[Structured figure records]
..............................

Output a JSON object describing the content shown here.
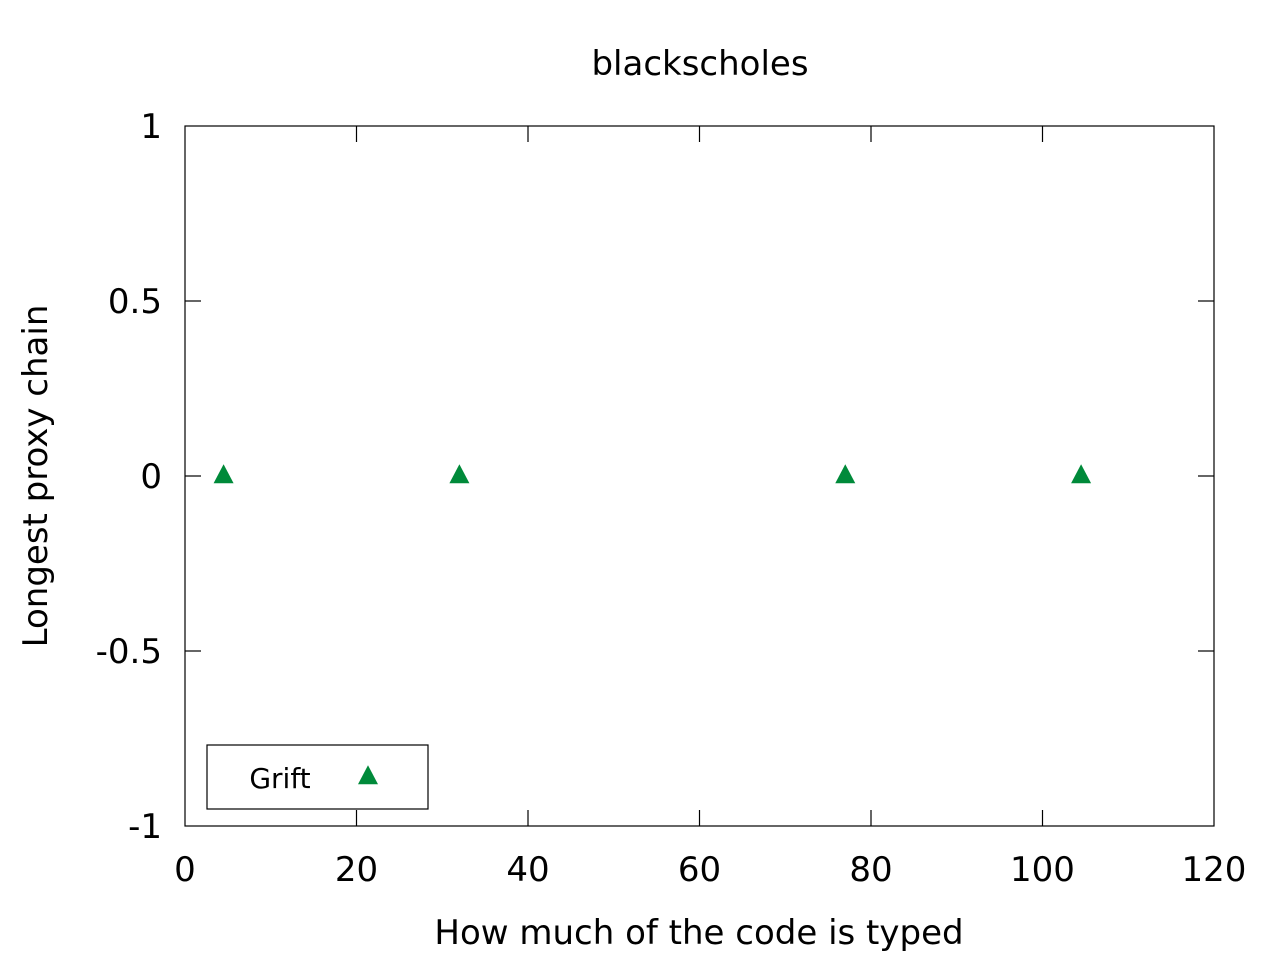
{
  "chart_data": {
    "type": "scatter",
    "title": "blackscholes",
    "xlabel": "How much of the code is typed",
    "ylabel": "Longest proxy chain",
    "xlim": [
      0,
      120
    ],
    "ylim": [
      -1,
      1
    ],
    "x_ticks": [
      0,
      20,
      40,
      60,
      80,
      100,
      120
    ],
    "y_ticks": [
      -1,
      -0.5,
      0,
      0.5,
      1
    ],
    "grid": false,
    "legend_position": "bottom-left",
    "series": [
      {
        "name": "Grift",
        "color": "#008a3a",
        "marker": "triangle",
        "points": [
          {
            "x": 4.5,
            "y": 0
          },
          {
            "x": 32,
            "y": 0
          },
          {
            "x": 77,
            "y": 0
          },
          {
            "x": 104.5,
            "y": 0
          }
        ]
      }
    ]
  }
}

..............................

Without the pictures, write out all of the material exactly.

## ANSWER TO THIS TASK
Output a JSON object describing the content shown here.
{
  "chart_data": {
    "type": "scatter",
    "title": "blackscholes",
    "xlabel": "How much of the code is typed",
    "ylabel": "Longest proxy chain",
    "xlim": [
      0,
      120
    ],
    "ylim": [
      -1,
      1
    ],
    "x_ticks": [
      0,
      20,
      40,
      60,
      80,
      100,
      120
    ],
    "y_ticks": [
      -1,
      -0.5,
      0,
      0.5,
      1
    ],
    "grid": false,
    "legend_position": "bottom-left",
    "series": [
      {
        "name": "Grift",
        "color": "#008a3a",
        "marker": "triangle",
        "points": [
          {
            "x": 4.5,
            "y": 0
          },
          {
            "x": 32,
            "y": 0
          },
          {
            "x": 77,
            "y": 0
          },
          {
            "x": 104.5,
            "y": 0
          }
        ]
      }
    ]
  }
}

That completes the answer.